Report only the number of lines in this material that include the string "values".

= = = = = = =

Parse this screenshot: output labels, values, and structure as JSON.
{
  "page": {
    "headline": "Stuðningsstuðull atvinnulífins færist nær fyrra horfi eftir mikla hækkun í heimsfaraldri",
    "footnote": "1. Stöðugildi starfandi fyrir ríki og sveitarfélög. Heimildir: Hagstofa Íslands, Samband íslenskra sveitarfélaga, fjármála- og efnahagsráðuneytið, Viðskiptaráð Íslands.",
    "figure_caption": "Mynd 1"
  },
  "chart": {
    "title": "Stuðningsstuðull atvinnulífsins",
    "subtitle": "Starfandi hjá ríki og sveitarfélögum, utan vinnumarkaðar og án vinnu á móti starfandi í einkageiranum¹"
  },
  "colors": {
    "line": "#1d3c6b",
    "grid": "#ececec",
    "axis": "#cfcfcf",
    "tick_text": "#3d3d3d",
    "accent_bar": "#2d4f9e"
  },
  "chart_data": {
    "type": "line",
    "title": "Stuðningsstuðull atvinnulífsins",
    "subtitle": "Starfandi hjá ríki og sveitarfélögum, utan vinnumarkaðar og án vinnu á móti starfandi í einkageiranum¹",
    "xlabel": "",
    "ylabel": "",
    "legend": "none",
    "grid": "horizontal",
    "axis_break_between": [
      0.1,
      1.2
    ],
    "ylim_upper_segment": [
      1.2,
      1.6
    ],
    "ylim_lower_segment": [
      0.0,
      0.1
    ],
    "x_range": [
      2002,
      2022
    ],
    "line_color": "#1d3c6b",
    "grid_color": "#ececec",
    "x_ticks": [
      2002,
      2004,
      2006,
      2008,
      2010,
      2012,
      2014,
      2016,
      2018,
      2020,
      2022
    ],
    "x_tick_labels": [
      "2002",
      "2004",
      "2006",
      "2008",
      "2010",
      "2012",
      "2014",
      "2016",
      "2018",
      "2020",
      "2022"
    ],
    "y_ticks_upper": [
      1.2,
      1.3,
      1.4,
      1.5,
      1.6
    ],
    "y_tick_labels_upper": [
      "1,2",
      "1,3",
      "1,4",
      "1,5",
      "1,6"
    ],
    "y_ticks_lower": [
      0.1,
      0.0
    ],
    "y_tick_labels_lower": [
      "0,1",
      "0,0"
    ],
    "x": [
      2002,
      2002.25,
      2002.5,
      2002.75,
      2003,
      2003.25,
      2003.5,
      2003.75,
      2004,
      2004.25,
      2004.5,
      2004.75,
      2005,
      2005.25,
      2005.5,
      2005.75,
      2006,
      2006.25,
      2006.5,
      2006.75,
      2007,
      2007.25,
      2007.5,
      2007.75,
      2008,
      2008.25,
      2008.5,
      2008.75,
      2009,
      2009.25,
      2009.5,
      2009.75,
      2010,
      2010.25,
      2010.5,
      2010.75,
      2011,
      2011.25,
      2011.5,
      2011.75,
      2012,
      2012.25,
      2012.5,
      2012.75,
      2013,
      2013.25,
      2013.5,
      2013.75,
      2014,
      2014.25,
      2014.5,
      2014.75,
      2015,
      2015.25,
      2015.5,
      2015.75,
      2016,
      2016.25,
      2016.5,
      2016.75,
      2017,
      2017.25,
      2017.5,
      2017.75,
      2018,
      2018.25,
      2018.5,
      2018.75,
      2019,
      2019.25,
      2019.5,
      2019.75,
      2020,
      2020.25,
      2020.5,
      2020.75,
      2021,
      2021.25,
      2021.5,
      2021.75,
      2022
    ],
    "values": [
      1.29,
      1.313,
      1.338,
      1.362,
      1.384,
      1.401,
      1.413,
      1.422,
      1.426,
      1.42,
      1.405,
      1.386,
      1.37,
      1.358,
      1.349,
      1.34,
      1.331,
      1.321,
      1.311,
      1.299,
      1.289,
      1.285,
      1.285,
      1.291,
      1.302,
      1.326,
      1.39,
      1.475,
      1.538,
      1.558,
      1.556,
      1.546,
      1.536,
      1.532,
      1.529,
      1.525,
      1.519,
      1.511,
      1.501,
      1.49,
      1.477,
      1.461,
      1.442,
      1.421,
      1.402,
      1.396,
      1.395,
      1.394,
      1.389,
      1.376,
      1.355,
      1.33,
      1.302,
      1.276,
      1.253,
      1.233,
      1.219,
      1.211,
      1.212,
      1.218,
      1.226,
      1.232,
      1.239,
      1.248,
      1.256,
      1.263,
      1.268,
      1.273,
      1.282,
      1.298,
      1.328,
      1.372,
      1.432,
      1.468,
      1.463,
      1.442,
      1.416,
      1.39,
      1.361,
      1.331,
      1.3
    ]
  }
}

= = = = = = =

### Solution
2